Extracts from a graphics dataset
--

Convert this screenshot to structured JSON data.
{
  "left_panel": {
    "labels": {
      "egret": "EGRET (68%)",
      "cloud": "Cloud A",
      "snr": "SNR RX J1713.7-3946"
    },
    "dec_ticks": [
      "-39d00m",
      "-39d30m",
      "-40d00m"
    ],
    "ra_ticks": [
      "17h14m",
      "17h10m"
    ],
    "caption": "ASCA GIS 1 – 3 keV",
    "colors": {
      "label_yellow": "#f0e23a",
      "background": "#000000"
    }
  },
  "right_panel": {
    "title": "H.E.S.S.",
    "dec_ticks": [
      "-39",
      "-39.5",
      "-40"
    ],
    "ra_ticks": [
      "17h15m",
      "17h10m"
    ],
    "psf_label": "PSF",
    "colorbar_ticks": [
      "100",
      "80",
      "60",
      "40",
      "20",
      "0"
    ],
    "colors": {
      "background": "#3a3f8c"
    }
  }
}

--

◆ **Your task**:
Set down all of the records shown above once more, exactly.

◆ **Expected answer**:
Convert this screenshot to structured JSON data.
{
  "left_panel": {
    "labels": {
      "egret": "EGRET (68%)",
      "cloud": "Cloud A",
      "snr": "SNR RX J1713.7-3946"
    },
    "dec_ticks": [
      "-39d00m",
      "-39d30m",
      "-40d00m"
    ],
    "ra_ticks": [
      "17h14m",
      "17h10m"
    ],
    "caption": "ASCA GIS 1 – 3 keV",
    "colors": {
      "label_yellow": "#f0e23a",
      "background": "#000000"
    }
  },
  "right_panel": {
    "title": "H.E.S.S.",
    "dec_ticks": [
      "-39",
      "-39.5",
      "-40"
    ],
    "ra_ticks": [
      "17h15m",
      "17h10m"
    ],
    "psf_label": "PSF",
    "colorbar_ticks": [
      "100",
      "80",
      "60",
      "40",
      "20",
      "0"
    ],
    "colors": {
      "background": "#3a3f8c"
    }
  }
}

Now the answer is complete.